───── RECORDS SHOWN ─────
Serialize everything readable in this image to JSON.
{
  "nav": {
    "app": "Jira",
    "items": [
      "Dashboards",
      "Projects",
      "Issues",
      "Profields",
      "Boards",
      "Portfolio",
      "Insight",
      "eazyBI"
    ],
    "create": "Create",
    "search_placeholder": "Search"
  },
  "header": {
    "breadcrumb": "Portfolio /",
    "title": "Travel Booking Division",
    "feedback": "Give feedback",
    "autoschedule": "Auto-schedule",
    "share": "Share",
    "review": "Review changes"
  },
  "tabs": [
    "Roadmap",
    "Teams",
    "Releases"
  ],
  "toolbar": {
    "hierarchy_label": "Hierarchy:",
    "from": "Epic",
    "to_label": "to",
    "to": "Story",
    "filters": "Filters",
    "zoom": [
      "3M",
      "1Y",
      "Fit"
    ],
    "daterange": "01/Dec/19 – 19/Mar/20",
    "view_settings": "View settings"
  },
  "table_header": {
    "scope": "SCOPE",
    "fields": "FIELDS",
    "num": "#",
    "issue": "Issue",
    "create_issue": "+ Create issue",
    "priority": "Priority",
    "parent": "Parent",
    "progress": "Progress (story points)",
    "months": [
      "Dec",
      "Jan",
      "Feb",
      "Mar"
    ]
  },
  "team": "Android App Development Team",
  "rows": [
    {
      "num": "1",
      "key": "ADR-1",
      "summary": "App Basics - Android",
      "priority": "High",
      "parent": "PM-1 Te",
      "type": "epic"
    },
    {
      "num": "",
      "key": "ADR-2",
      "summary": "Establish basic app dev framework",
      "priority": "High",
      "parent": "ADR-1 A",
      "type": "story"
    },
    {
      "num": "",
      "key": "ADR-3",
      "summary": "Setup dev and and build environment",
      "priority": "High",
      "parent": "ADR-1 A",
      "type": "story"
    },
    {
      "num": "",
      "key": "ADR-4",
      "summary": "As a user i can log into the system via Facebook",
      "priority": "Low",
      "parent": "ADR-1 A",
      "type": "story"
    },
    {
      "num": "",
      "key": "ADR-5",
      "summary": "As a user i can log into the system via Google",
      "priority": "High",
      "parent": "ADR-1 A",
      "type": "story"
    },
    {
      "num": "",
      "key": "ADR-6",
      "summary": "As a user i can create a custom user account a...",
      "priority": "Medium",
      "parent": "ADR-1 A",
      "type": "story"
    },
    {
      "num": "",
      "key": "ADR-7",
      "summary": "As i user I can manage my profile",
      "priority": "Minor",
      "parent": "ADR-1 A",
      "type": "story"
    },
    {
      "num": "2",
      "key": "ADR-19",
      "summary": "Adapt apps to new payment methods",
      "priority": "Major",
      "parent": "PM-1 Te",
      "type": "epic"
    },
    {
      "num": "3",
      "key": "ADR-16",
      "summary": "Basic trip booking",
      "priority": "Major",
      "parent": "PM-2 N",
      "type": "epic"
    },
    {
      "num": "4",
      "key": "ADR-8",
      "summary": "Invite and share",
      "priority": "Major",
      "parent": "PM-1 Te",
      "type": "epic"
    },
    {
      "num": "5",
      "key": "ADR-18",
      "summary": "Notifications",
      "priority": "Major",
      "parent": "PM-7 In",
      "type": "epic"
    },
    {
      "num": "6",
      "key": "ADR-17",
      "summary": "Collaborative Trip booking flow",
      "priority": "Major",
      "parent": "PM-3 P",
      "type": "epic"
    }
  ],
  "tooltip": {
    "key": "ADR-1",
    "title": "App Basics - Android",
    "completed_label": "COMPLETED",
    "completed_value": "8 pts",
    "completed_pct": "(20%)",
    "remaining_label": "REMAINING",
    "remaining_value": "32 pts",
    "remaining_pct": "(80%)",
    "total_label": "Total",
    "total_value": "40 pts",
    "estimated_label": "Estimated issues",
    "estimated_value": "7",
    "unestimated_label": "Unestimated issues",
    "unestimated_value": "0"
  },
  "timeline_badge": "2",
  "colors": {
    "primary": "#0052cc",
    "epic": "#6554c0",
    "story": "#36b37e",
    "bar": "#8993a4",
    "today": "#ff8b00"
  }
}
─────
Print the entries exactly. Include every one.

■ **RESPONSE BELOW**:
Serialize everything readable in this image to JSON.
{
  "nav": {
    "app": "Jira",
    "items": [
      "Dashboards",
      "Projects",
      "Issues",
      "Profields",
      "Boards",
      "Portfolio",
      "Insight",
      "eazyBI"
    ],
    "create": "Create",
    "search_placeholder": "Search"
  },
  "header": {
    "breadcrumb": "Portfolio /",
    "title": "Travel Booking Division",
    "feedback": "Give feedback",
    "autoschedule": "Auto-schedule",
    "share": "Share",
    "review": "Review changes"
  },
  "tabs": [
    "Roadmap",
    "Teams",
    "Releases"
  ],
  "toolbar": {
    "hierarchy_label": "Hierarchy:",
    "from": "Epic",
    "to_label": "to",
    "to": "Story",
    "filters": "Filters",
    "zoom": [
      "3M",
      "1Y",
      "Fit"
    ],
    "daterange": "01/Dec/19 – 19/Mar/20",
    "view_settings": "View settings"
  },
  "table_header": {
    "scope": "SCOPE",
    "fields": "FIELDS",
    "num": "#",
    "issue": "Issue",
    "create_issue": "+ Create issue",
    "priority": "Priority",
    "parent": "Parent",
    "progress": "Progress (story points)",
    "months": [
      "Dec",
      "Jan",
      "Feb",
      "Mar"
    ]
  },
  "team": "Android App Development Team",
  "rows": [
    {
      "num": "1",
      "key": "ADR-1",
      "summary": "App Basics - Android",
      "priority": "High",
      "parent": "PM-1 Te",
      "type": "epic"
    },
    {
      "num": "",
      "key": "ADR-2",
      "summary": "Establish basic app dev framework",
      "priority": "High",
      "parent": "ADR-1 A",
      "type": "story"
    },
    {
      "num": "",
      "key": "ADR-3",
      "summary": "Setup dev and and build environment",
      "priority": "High",
      "parent": "ADR-1 A",
      "type": "story"
    },
    {
      "num": "",
      "key": "ADR-4",
      "summary": "As a user i can log into the system via Facebook",
      "priority": "Low",
      "parent": "ADR-1 A",
      "type": "story"
    },
    {
      "num": "",
      "key": "ADR-5",
      "summary": "As a user i can log into the system via Google",
      "priority": "High",
      "parent": "ADR-1 A",
      "type": "story"
    },
    {
      "num": "",
      "key": "ADR-6",
      "summary": "As a user i can create a custom user account a...",
      "priority": "Medium",
      "parent": "ADR-1 A",
      "type": "story"
    },
    {
      "num": "",
      "key": "ADR-7",
      "summary": "As i user I can manage my profile",
      "priority": "Minor",
      "parent": "ADR-1 A",
      "type": "story"
    },
    {
      "num": "2",
      "key": "ADR-19",
      "summary": "Adapt apps to new payment methods",
      "priority": "Major",
      "parent": "PM-1 Te",
      "type": "epic"
    },
    {
      "num": "3",
      "key": "ADR-16",
      "summary": "Basic trip booking",
      "priority": "Major",
      "parent": "PM-2 N",
      "type": "epic"
    },
    {
      "num": "4",
      "key": "ADR-8",
      "summary": "Invite and share",
      "priority": "Major",
      "parent": "PM-1 Te",
      "type": "epic"
    },
    {
      "num": "5",
      "key": "ADR-18",
      "summary": "Notifications",
      "priority": "Major",
      "parent": "PM-7 In",
      "type": "epic"
    },
    {
      "num": "6",
      "key": "ADR-17",
      "summary": "Collaborative Trip booking flow",
      "priority": "Major",
      "parent": "PM-3 P",
      "type": "epic"
    }
  ],
  "tooltip": {
    "key": "ADR-1",
    "title": "App Basics - Android",
    "completed_label": "COMPLETED",
    "completed_value": "8 pts",
    "completed_pct": "(20%)",
    "remaining_label": "REMAINING",
    "remaining_value": "32 pts",
    "remaining_pct": "(80%)",
    "total_label": "Total",
    "total_value": "40 pts",
    "estimated_label": "Estimated issues",
    "estimated_value": "7",
    "unestimated_label": "Unestimated issues",
    "unestimated_value": "0"
  },
  "timeline_badge": "2",
  "colors": {
    "primary": "#0052cc",
    "epic": "#6554c0",
    "story": "#36b37e",
    "bar": "#8993a4",
    "today": "#ff8b00"
  }
}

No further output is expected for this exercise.